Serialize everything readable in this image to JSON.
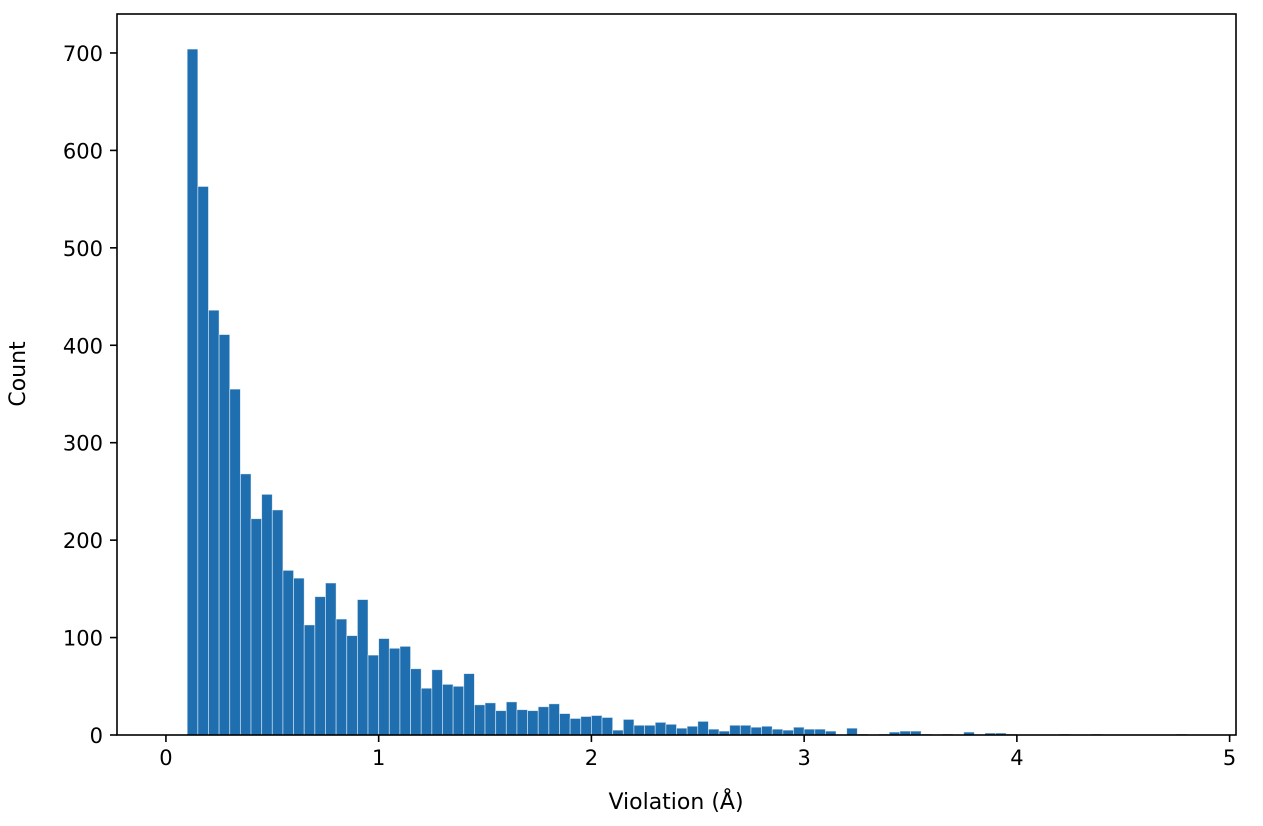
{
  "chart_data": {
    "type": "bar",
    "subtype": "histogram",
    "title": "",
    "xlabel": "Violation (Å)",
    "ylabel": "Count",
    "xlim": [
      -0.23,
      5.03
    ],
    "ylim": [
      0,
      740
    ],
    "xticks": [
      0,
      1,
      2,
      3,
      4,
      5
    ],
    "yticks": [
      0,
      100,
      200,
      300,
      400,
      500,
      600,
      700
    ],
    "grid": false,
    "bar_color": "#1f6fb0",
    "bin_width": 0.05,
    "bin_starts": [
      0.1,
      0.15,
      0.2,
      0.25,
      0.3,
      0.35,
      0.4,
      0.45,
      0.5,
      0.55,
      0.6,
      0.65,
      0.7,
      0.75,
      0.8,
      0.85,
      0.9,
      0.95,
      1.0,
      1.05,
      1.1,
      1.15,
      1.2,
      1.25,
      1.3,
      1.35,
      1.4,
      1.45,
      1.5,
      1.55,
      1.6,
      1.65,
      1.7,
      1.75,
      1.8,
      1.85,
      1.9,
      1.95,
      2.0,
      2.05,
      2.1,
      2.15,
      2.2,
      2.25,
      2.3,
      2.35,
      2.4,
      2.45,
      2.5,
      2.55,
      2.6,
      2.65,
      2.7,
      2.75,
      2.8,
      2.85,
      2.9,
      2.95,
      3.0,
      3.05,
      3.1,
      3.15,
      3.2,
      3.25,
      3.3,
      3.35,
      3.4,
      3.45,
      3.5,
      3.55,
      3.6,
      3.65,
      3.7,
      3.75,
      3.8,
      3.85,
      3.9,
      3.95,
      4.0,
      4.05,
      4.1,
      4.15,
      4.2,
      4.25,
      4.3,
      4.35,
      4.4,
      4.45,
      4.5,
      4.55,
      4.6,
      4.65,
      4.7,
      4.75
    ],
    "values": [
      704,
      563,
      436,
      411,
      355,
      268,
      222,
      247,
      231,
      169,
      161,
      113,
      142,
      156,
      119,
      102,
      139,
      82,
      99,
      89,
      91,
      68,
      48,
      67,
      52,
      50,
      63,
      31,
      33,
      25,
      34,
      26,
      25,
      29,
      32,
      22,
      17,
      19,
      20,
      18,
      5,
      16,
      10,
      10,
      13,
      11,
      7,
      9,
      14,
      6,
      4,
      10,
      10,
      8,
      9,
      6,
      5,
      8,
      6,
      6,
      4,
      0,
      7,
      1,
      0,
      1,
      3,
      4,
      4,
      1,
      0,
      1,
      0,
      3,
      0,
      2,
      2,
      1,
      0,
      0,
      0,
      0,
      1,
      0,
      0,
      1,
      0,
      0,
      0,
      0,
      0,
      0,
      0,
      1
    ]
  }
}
◇ ◇ ◇ ◇
▶ WRITTEN EXERCISE: Repeat each entry precisely as it appears. Leave the pictures out.

▶ SOLUTION TO THE PROBLEM:
Serialize everything readable in this image to JSON.
{
  "chart_data": {
    "type": "bar",
    "subtype": "histogram",
    "title": "",
    "xlabel": "Violation (Å)",
    "ylabel": "Count",
    "xlim": [
      -0.23,
      5.03
    ],
    "ylim": [
      0,
      740
    ],
    "xticks": [
      0,
      1,
      2,
      3,
      4,
      5
    ],
    "yticks": [
      0,
      100,
      200,
      300,
      400,
      500,
      600,
      700
    ],
    "grid": false,
    "bar_color": "#1f6fb0",
    "bin_width": 0.05,
    "bin_starts": [
      0.1,
      0.15,
      0.2,
      0.25,
      0.3,
      0.35,
      0.4,
      0.45,
      0.5,
      0.55,
      0.6,
      0.65,
      0.7,
      0.75,
      0.8,
      0.85,
      0.9,
      0.95,
      1.0,
      1.05,
      1.1,
      1.15,
      1.2,
      1.25,
      1.3,
      1.35,
      1.4,
      1.45,
      1.5,
      1.55,
      1.6,
      1.65,
      1.7,
      1.75,
      1.8,
      1.85,
      1.9,
      1.95,
      2.0,
      2.05,
      2.1,
      2.15,
      2.2,
      2.25,
      2.3,
      2.35,
      2.4,
      2.45,
      2.5,
      2.55,
      2.6,
      2.65,
      2.7,
      2.75,
      2.8,
      2.85,
      2.9,
      2.95,
      3.0,
      3.05,
      3.1,
      3.15,
      3.2,
      3.25,
      3.3,
      3.35,
      3.4,
      3.45,
      3.5,
      3.55,
      3.6,
      3.65,
      3.7,
      3.75,
      3.8,
      3.85,
      3.9,
      3.95,
      4.0,
      4.05,
      4.1,
      4.15,
      4.2,
      4.25,
      4.3,
      4.35,
      4.4,
      4.45,
      4.5,
      4.55,
      4.6,
      4.65,
      4.7,
      4.75
    ],
    "values": [
      704,
      563,
      436,
      411,
      355,
      268,
      222,
      247,
      231,
      169,
      161,
      113,
      142,
      156,
      119,
      102,
      139,
      82,
      99,
      89,
      91,
      68,
      48,
      67,
      52,
      50,
      63,
      31,
      33,
      25,
      34,
      26,
      25,
      29,
      32,
      22,
      17,
      19,
      20,
      18,
      5,
      16,
      10,
      10,
      13,
      11,
      7,
      9,
      14,
      6,
      4,
      10,
      10,
      8,
      9,
      6,
      5,
      8,
      6,
      6,
      4,
      0,
      7,
      1,
      0,
      1,
      3,
      4,
      4,
      1,
      0,
      1,
      0,
      3,
      0,
      2,
      2,
      1,
      0,
      0,
      0,
      0,
      1,
      0,
      0,
      1,
      0,
      0,
      0,
      0,
      0,
      0,
      0,
      1
    ]
  }
}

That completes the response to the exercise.